**Quesiti da risolvere:**
**A.** Nel passo citato, qual è il tetto annuo dello sgravio triennale dei contributi pensionistici sui nuovi contratti a tempo indeterminato?
**B.** Elenca ogni valore percentuale presente nel passo citato e indica a che cosa si riferisce.
**C.** Riporta testualmente il passo citato da "2. RIORDINO DEI" fino a "parità di paga)." incluso.

**Passo citato:**
____

Economicamente: sgravi triennali dei contributi pensionistici sino a 8060 euro annui dei nuovi contratti di lavoro dipendente a tempo indeterminato, sia derivanti da nuove assunzioni sia da trasformazioni di altri contratti a tempo indeterminato, dal 7 marzo 2015 al 31/12 2015. La norma è stata parzialmente confermata per il 2016 – 2017 con uno sgravio ridotta pari al 40% dei contributi.

Dal punto di vista normativo, con modifiche permanenti che prevedono:

  1. ASSUNZIONI E LICENZIAMENTI A TUTELE CRESCENTI con possibilità di licenziamento sia economico sia disciplinare nei primi 3 anni con risarcimento crescente.

  2. CESSAZIONE OBBLIGO DI REINTEGRO PER I NUOVI ASSUNTI. Subentra l’obbligo di risarcimento, tranne che per limitati casi di discriminazione. L’obbligo di reintegro resta per le aziende sopra i 15 dipendenti per gli assunti anti 7/3/2015.

  1. POSSIBILITA’ DI PATTEGGIAMENTO CON DIPENDENTE: 1 mese di retribuzione per anno lavorativo che rimane come risarcimento non sottoposto a tassazione

  2. RIORDINO DEI CONTRATTI CON ABOLIZIONE CO.CO.PRO

  3. PART TIME ORIZZONTALE O VERTICALE . Libero, ma limiti al lavoro extra part time (15% e 25%) con premio del 15%.

  4. DEMANSIONAMENTO (a parità di paga).

  5. CONCILIAZIONE VITA LAVORO e MATERNITA e PATERNITA’

  6. NASPI – ASDI e DISC-COLL

  7. ASSEGNO DI RICOLLOCAZIONE – formazione attiva

  8. CONTROLLO A DISTANZA.

____

**Dati estratti:**
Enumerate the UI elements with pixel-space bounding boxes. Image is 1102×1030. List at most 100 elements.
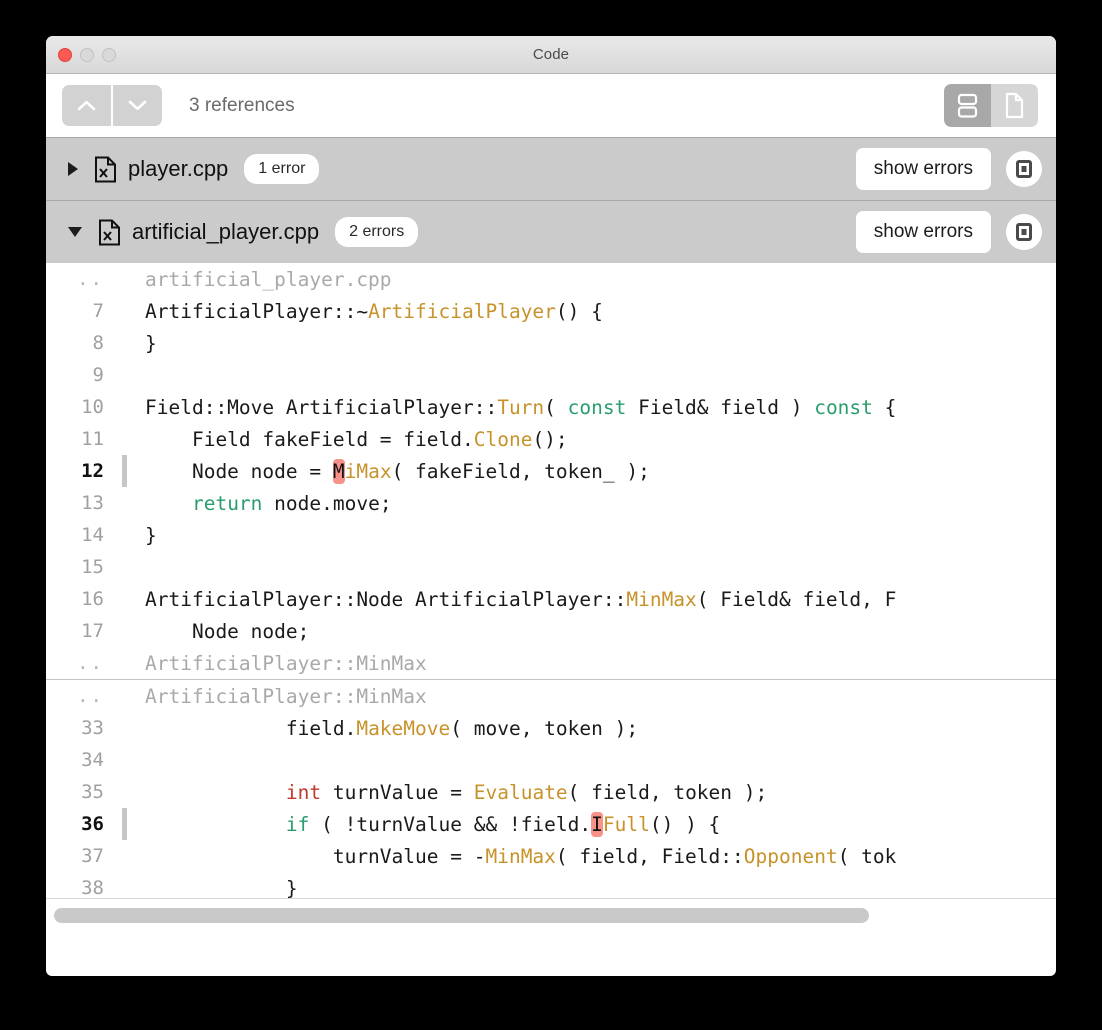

____

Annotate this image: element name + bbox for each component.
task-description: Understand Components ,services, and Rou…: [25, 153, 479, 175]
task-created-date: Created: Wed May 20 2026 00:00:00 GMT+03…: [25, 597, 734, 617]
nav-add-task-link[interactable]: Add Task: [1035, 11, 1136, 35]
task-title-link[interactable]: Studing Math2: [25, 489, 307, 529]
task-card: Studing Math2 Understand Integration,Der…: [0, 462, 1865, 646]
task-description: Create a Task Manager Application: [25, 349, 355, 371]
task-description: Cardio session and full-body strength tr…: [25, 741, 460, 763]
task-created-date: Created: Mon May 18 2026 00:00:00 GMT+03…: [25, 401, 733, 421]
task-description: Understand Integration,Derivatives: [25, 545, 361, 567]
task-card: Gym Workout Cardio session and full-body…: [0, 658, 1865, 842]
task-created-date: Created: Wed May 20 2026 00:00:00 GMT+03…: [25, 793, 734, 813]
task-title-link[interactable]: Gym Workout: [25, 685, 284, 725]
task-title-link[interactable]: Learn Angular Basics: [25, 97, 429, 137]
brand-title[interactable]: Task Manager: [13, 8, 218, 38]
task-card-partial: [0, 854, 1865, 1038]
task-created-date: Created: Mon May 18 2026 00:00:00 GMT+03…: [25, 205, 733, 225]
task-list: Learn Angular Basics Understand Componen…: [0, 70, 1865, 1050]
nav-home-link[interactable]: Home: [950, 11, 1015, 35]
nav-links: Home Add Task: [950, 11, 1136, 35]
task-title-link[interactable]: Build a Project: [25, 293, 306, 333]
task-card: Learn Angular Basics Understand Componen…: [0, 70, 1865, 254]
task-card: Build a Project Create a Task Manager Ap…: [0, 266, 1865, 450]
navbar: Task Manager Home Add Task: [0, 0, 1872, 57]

____

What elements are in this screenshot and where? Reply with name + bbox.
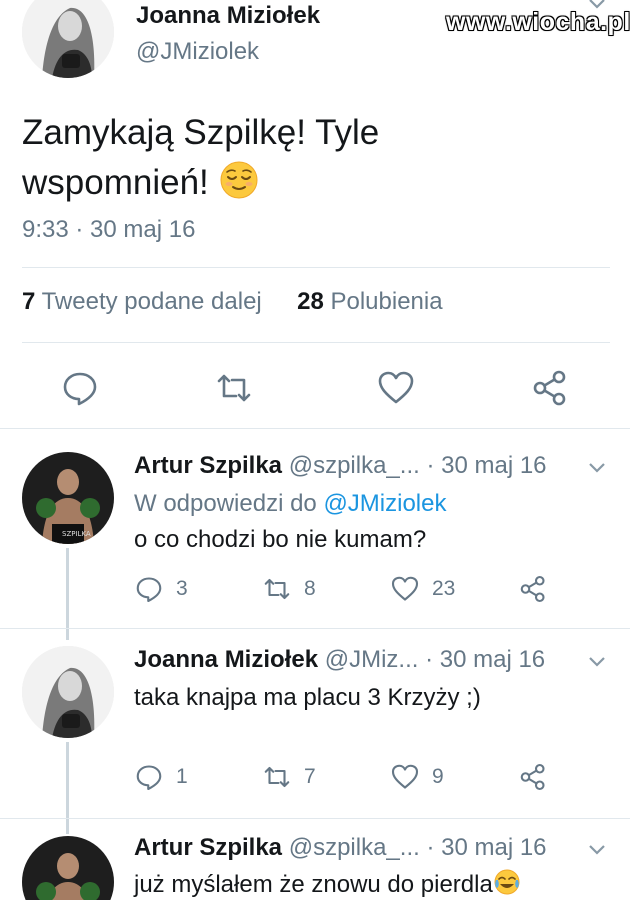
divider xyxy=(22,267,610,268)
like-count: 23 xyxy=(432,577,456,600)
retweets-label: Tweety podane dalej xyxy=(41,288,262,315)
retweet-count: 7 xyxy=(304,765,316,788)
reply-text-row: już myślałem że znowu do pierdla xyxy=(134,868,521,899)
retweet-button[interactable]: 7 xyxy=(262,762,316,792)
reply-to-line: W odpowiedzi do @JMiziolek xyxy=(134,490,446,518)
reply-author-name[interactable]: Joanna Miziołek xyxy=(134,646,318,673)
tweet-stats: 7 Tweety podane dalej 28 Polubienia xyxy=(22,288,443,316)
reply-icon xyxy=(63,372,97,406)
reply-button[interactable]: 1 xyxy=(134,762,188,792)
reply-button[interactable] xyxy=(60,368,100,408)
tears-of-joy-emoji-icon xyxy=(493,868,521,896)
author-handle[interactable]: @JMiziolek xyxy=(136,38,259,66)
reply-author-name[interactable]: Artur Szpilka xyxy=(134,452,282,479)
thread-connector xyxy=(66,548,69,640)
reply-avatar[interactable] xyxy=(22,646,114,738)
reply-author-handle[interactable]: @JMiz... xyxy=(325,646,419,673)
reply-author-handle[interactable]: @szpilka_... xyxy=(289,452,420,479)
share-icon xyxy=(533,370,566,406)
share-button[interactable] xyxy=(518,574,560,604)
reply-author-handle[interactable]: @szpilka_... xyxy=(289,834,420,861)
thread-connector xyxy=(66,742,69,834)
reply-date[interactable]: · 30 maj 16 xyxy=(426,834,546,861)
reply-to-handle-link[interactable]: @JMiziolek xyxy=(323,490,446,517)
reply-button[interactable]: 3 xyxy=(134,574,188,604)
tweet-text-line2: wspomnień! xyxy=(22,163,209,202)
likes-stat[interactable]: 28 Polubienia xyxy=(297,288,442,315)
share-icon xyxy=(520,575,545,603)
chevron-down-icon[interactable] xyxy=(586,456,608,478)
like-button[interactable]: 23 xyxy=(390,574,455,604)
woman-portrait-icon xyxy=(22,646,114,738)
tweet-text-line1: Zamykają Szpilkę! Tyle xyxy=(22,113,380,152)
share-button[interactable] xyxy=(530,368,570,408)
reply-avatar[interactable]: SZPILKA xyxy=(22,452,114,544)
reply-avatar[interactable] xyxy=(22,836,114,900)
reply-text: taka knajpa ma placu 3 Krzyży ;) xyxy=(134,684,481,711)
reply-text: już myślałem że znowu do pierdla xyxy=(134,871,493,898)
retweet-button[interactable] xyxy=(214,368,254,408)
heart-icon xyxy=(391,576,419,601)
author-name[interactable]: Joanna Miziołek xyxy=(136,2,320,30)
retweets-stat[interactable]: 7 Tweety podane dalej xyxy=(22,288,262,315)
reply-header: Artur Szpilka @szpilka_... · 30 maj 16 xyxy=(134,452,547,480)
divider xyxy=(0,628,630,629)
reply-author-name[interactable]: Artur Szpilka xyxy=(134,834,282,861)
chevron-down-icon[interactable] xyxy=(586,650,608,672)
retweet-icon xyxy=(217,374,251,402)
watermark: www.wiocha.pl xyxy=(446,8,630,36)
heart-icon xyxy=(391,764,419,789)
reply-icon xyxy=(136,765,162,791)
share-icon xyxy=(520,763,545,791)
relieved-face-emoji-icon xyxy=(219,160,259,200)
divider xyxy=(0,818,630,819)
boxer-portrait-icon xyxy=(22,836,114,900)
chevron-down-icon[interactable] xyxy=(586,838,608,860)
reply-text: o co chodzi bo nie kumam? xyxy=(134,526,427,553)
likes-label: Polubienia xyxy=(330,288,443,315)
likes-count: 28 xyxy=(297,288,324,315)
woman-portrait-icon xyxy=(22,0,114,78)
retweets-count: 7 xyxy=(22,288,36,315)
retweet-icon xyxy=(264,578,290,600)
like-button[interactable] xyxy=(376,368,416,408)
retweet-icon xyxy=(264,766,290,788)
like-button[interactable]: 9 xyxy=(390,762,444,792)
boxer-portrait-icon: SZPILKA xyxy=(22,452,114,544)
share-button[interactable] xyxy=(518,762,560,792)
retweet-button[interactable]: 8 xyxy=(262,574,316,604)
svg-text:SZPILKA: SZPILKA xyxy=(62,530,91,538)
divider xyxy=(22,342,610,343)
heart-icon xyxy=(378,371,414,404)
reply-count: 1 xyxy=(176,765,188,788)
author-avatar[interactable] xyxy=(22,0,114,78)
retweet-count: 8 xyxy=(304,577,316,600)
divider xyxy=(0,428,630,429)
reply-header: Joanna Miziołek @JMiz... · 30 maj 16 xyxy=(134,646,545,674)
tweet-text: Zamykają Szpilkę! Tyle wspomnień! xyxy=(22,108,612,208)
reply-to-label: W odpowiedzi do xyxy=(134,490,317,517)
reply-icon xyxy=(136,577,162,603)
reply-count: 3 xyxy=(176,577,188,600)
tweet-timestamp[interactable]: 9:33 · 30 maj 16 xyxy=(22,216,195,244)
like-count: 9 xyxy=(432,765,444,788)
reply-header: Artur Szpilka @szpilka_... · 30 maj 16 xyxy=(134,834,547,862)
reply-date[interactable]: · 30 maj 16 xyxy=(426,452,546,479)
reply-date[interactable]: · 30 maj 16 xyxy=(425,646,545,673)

____

**Soluzioni dei quesiti:**
**A.** Fino a 8060 euro annui.

**B.**
- 40%: sgravio ridotto dei contributi confermato per il 2016–2017
- 15%: limite al lavoro extra part time
- 25%: limite al lavoro extra part time
- 15%: premio per il lavoro extra part time

**C.**
2. RIORDINO DEI CONTRATTI CON ABOLIZIONE CO.CO.PRO

  3. PART TIME ORIZZONTALE O VERTICALE . Libero, ma limiti al lavoro extra part time (15% e 25%) con premio del 15%.

  4. DEMANSIONAMENTO (a parità di paga).